### EXTRACT TO READ
□ □ □ □ □ □ □

Sunday, July 20, 2014

Cottage #3 - An Alternative Approach

Dear Cottage Friends,

Have you ever experienced a time when you're ready to pull the trigger on something you've planned for months, only to find you have no peace about your decision?  

That's where Captain and I were at the end of June as we were preparing to move forward with the building of our little red cottage -- Cottage #3.

To date I've shown you the preliminary plans for Cottage #1 and Cottage #2, and I showed you the rendering of Cottage #3 in my post Designing Our New Cottage

Cottage #3 Rendering

Today I'll give you a full look at Cottage #3-- the plan we were all set to go with until a couple of weeks ago -- and tell you why we changed our mind. 


Cottage #3
This cottage is a 1, 197 SF single level, 3 bedroom 1 -1/2 bath manufactured home. 

Wait.  Did you just read manufactured home?  

Yes, you did.  That was our "alternative approach".

To be clear, this is not a delivered off-the-lot manufactured home.  It's a custom designed manufactured home on a permanent foundation.

While house hunting last year we had toured several manufactured homes in our price range that were very nice.  In fact, they were nicer and often larger than some stick built homes priced much higher. 


Still, I had my heart set on a cottage.  It's been my life long dream. A manufactured home, while nice and affordable, was. . .well, it just wasn't what I envisioned.  And so we kept looking at homes for sale that fit into the cottage category in our price range.  And they all needed work.  Lots of work.  Which equates to spending lots of cash to renovate. 

A new manufactured home typically costs about 1/3 less than a stick built to construct.  I can tell you a lot about them: the many differences, the positives, the negatives, how because of governmental standards they're often built better than conventional homes, etc.  I'll save that for another time, though.  

We talked to Kit Homebuilders West and toured their manufacturing plant.  The quality was right, the price was right, but could we have their MH built our way to make it look like a cottage?   Could Kit build a custom home for us?  They said, "Sure, we can do that, as long as you stay within the manufactured plan's footprint."  So, Captain put on his architect hat and began working to make one of their models look like a "Nancy cottage".

□ □ □ □ □ □ □

### PROVIDED DATA

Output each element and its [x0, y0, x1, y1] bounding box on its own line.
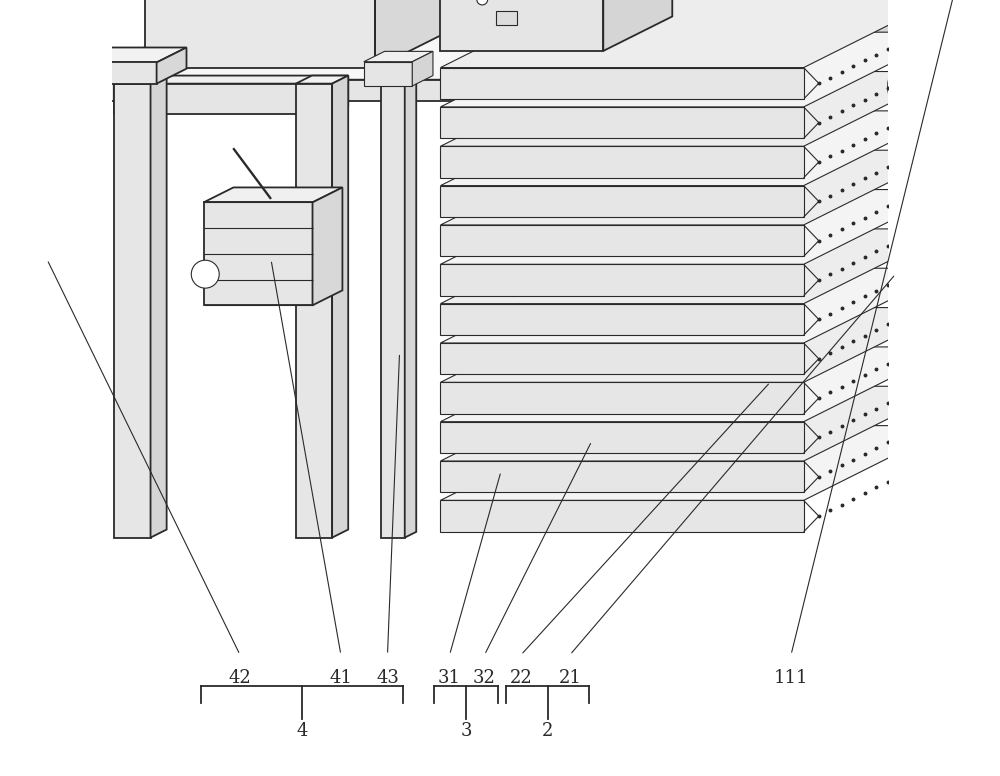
Polygon shape: [440, 347, 953, 421]
Text: 4: 4: [296, 722, 308, 740]
Polygon shape: [375, 0, 472, 68]
Polygon shape: [603, 0, 672, 51]
Polygon shape: [440, 71, 953, 146]
Polygon shape: [381, 78, 416, 84]
Polygon shape: [0, 47, 186, 62]
Polygon shape: [440, 68, 804, 99]
Text: 22: 22: [510, 669, 532, 687]
Polygon shape: [296, 75, 348, 84]
Polygon shape: [440, 189, 953, 265]
Polygon shape: [114, 84, 332, 114]
Text: 21: 21: [558, 669, 581, 687]
Polygon shape: [114, 75, 167, 84]
FancyBboxPatch shape: [496, 11, 517, 26]
Text: 32: 32: [473, 669, 496, 687]
Polygon shape: [80, 80, 758, 101]
Polygon shape: [440, 386, 953, 461]
Polygon shape: [440, 461, 804, 493]
Polygon shape: [145, 0, 375, 68]
Polygon shape: [204, 188, 342, 203]
Circle shape: [893, 217, 958, 282]
Polygon shape: [440, 0, 603, 51]
Circle shape: [917, 78, 933, 95]
Polygon shape: [440, 268, 953, 343]
Polygon shape: [80, 0, 953, 80]
Polygon shape: [440, 32, 953, 107]
Polygon shape: [440, 343, 804, 375]
Circle shape: [191, 260, 219, 288]
Polygon shape: [332, 75, 348, 114]
Polygon shape: [440, 307, 953, 383]
Polygon shape: [381, 84, 405, 538]
Polygon shape: [440, 0, 953, 68]
Polygon shape: [440, 107, 804, 138]
Polygon shape: [114, 84, 151, 538]
Polygon shape: [313, 188, 342, 305]
Circle shape: [898, 362, 952, 417]
Polygon shape: [440, 225, 804, 256]
Text: 111: 111: [774, 669, 808, 687]
Polygon shape: [440, 265, 804, 296]
Text: 43: 43: [376, 669, 399, 687]
Polygon shape: [440, 111, 953, 185]
Polygon shape: [440, 146, 804, 178]
Circle shape: [918, 243, 932, 258]
Polygon shape: [440, 501, 804, 532]
Polygon shape: [364, 62, 412, 86]
Polygon shape: [405, 78, 416, 538]
Polygon shape: [296, 84, 332, 538]
Polygon shape: [204, 203, 313, 305]
Circle shape: [919, 383, 931, 395]
Polygon shape: [0, 62, 157, 84]
Polygon shape: [758, 0, 953, 101]
Polygon shape: [364, 51, 433, 62]
Polygon shape: [440, 185, 804, 217]
Polygon shape: [440, 151, 953, 225]
Polygon shape: [440, 383, 804, 414]
Polygon shape: [440, 229, 953, 303]
Polygon shape: [440, 425, 953, 501]
Text: 31: 31: [438, 669, 461, 687]
Polygon shape: [440, 303, 804, 335]
Polygon shape: [157, 47, 186, 84]
Text: 3: 3: [460, 722, 472, 740]
Polygon shape: [151, 75, 167, 538]
Circle shape: [477, 0, 488, 5]
Text: 42: 42: [229, 669, 251, 687]
Polygon shape: [332, 75, 348, 538]
Text: 41: 41: [329, 669, 352, 687]
Text: 2: 2: [542, 722, 553, 740]
Polygon shape: [114, 75, 348, 84]
Circle shape: [888, 50, 963, 124]
Polygon shape: [440, 421, 804, 453]
Polygon shape: [412, 51, 433, 86]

□ □ □ □ □ □ □

### WORK INSTRUCTIONS
1. Reproduce, word for word, the stretch of the cottage blog post from "To be clear, this" through "cash to renovate.".
2. Carry on writing the cottage blog post from the point where it stops.

### RESPONSES FOR EACH TASK
1.
To be clear, this is not a delivered off-the-lot manufactured home.  It's a custom designed manufactured home on a permanent foundation.

While house hunting last year we had toured several manufactured homes in our price range that were very nice.  In fact, they were nicer and often larger than some stick built homes priced much higher. 


Still, I had my heart set on a cottage.  It's been my life long dream. A manufactured home, while nice and affordable, was. . .well, it just wasn't what I envisioned.  And so we kept looking at homes for sale that fit into the cottage category in our price range.  And they all needed work.  Lots of work.  Which equates to spending lots of cash to renovate.

2.
Exterior


Many consumers complain that manufactured homes look like mobile homes.  One reason they do is because the roof pitch is so low.  The typical MH has a 3/12 pitch.  Captain raised the roof pitch on the manufactured home to 5/12.  He also bumped out the living room 2', added windows with grids, and added a 10' dormer on the east side.  All these tweaks kept the MH from looking like a rectangular box.





The east dormer was part of our plan to add a small front porch after the home was delivered and set up on our lot.




We specified a full glass entry door.



A local carpenter would make and install a screen door with a touch of gingerbread.




A flower box under the kitchen window added to the cottage look. To the far right is Captain's studio.





The back of the cottage has an outside entrance to his studio.





Windows on the west side of the house left to right: Master Bedroom, Bath, My Studio, Living Room




Interior


The front door enters into a foyer with the kitchen on the left and guest bath, laundry and Captain's studio on the right.





The eat-in kitchen is almost identical to the Cottage #2 kitchen, except instead of an exterior door to the right of the sink there is room for a pantry cupboard, and there are two windows over the sink instead of three.  The south window is larger, bringing more natural light into the room.

Even though Captain did a great job of designing within the constraints of the model's footprint, the fact remains that there are only so many options available in a manufactured home, even with upgrades.  For example, Kit offers beautiful wood cabinets, but none in white or other colors.   I knew I'd have to be very creative in the kitchen if I wanted something different.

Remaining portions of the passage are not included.